------ MATERIAL FOR THIS EXERCISE

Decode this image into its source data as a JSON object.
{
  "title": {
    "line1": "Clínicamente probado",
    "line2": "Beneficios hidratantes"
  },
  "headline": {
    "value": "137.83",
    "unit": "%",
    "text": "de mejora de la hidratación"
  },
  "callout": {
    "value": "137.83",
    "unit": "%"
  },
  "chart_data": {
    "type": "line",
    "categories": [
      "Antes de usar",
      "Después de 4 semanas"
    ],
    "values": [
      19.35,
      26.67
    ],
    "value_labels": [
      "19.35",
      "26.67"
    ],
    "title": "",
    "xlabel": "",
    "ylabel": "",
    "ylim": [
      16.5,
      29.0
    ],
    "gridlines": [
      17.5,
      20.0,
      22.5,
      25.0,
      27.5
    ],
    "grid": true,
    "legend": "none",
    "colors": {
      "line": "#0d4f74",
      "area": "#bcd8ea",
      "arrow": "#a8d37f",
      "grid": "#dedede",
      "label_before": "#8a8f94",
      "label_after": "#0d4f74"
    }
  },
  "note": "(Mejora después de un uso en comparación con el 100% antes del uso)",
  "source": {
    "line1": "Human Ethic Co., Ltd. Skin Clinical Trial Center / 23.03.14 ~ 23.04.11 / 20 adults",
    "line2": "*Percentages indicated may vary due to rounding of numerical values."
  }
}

------------

:: SHORT PROBLEM ::
Each line that holds the word "values" is to be copied.

:: EXPECTED OUTPUT ::
    "values": [
    "line2": "*Percentages indicated may vary due to rounding of numerical values."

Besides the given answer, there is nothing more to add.